▶ [What you have to do]:
Repeat the material verbatim. Images are excluded from the copy.

+ + + + + + +

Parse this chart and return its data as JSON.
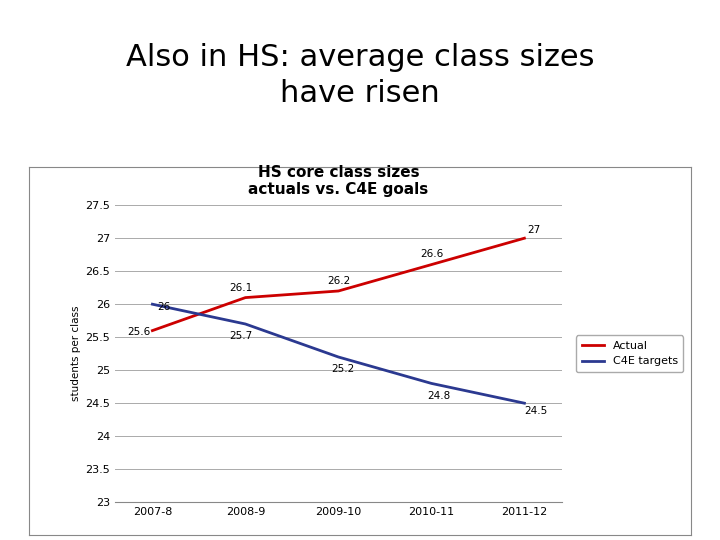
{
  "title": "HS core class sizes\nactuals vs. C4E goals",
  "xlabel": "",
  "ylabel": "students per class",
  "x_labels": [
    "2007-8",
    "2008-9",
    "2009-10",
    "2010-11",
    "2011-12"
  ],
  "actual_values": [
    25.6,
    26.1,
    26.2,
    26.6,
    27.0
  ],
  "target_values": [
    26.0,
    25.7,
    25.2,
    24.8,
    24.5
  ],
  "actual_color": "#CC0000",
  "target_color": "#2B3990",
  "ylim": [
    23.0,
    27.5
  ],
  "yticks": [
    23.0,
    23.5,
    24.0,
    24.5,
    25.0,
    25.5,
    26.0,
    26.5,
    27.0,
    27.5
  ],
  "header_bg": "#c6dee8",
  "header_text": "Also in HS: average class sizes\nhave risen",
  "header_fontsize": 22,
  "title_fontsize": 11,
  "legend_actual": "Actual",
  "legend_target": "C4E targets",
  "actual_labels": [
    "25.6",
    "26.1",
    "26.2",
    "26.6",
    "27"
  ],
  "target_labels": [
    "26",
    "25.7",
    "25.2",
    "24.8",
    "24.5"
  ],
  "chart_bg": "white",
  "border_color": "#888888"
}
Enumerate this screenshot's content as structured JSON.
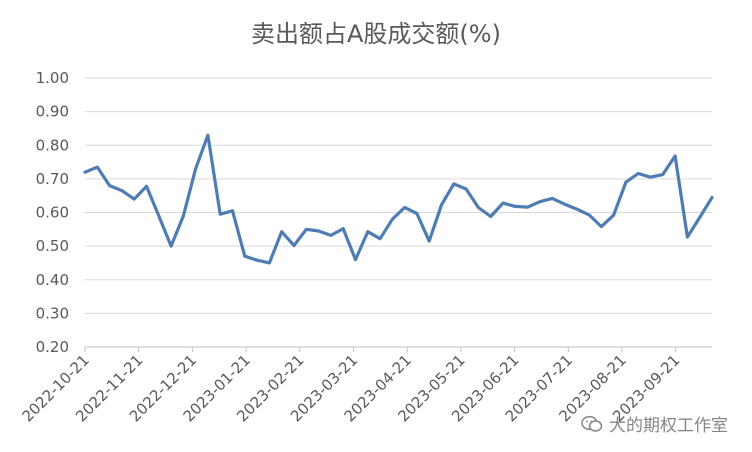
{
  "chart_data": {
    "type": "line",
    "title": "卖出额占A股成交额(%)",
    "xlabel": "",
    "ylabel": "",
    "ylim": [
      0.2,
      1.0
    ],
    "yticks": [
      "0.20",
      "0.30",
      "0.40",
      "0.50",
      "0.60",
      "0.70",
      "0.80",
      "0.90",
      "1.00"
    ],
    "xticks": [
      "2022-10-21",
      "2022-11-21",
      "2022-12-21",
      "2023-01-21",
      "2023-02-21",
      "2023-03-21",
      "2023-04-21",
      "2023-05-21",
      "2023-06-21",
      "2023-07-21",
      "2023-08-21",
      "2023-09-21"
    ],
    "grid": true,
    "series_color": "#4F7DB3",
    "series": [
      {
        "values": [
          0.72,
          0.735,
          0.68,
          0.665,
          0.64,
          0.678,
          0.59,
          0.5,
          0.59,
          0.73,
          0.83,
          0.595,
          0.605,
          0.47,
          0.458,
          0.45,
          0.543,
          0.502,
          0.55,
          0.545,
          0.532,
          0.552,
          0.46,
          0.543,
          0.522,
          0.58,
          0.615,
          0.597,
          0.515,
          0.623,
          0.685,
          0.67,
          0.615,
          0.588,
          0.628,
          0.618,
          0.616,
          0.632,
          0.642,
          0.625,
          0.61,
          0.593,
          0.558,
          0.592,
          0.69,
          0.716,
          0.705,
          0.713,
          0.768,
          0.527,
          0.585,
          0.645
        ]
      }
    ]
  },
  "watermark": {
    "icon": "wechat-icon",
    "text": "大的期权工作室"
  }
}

+ + + + + + +

▶ [Response to the task]:
Parse this chart and return its data as JSON.
{
  "title": "HS core class sizes\nactuals vs. C4E goals",
  "xlabel": "",
  "ylabel": "students per class",
  "x_labels": [
    "2007-8",
    "2008-9",
    "2009-10",
    "2010-11",
    "2011-12"
  ],
  "actual_values": [
    25.6,
    26.1,
    26.2,
    26.6,
    27.0
  ],
  "target_values": [
    26.0,
    25.7,
    25.2,
    24.8,
    24.5
  ],
  "actual_color": "#CC0000",
  "target_color": "#2B3990",
  "ylim": [
    23.0,
    27.5
  ],
  "yticks": [
    23.0,
    23.5,
    24.0,
    24.5,
    25.0,
    25.5,
    26.0,
    26.5,
    27.0,
    27.5
  ],
  "header_bg": "#c6dee8",
  "header_text": "Also in HS: average class sizes\nhave risen",
  "header_fontsize": 22,
  "title_fontsize": 11,
  "legend_actual": "Actual",
  "legend_target": "C4E targets",
  "actual_labels": [
    "25.6",
    "26.1",
    "26.2",
    "26.6",
    "27"
  ],
  "target_labels": [
    "26",
    "25.7",
    "25.2",
    "24.8",
    "24.5"
  ],
  "chart_bg": "white",
  "border_color": "#888888"
}
Enumerate this screenshot's content as structured JSON.
{
  "chart_data": {
    "type": "line",
    "title": "卖出额占A股成交额(%)",
    "xlabel": "",
    "ylabel": "",
    "ylim": [
      0.2,
      1.0
    ],
    "yticks": [
      "0.20",
      "0.30",
      "0.40",
      "0.50",
      "0.60",
      "0.70",
      "0.80",
      "0.90",
      "1.00"
    ],
    "xticks": [
      "2022-10-21",
      "2022-11-21",
      "2022-12-21",
      "2023-01-21",
      "2023-02-21",
      "2023-03-21",
      "2023-04-21",
      "2023-05-21",
      "2023-06-21",
      "2023-07-21",
      "2023-08-21",
      "2023-09-21"
    ],
    "grid": true,
    "series_color": "#4F7DB3",
    "series": [
      {
        "values": [
          0.72,
          0.735,
          0.68,
          0.665,
          0.64,
          0.678,
          0.59,
          0.5,
          0.59,
          0.73,
          0.83,
          0.595,
          0.605,
          0.47,
          0.458,
          0.45,
          0.543,
          0.502,
          0.55,
          0.545,
          0.532,
          0.552,
          0.46,
          0.543,
          0.522,
          0.58,
          0.615,
          0.597,
          0.515,
          0.623,
          0.685,
          0.67,
          0.615,
          0.588,
          0.628,
          0.618,
          0.616,
          0.632,
          0.642,
          0.625,
          0.61,
          0.593,
          0.558,
          0.592,
          0.69,
          0.716,
          0.705,
          0.713,
          0.768,
          0.527,
          0.585,
          0.645
        ]
      }
    ]
  },
  "watermark": {
    "icon": "wechat-icon",
    "text": "大的期权工作室"
  }
}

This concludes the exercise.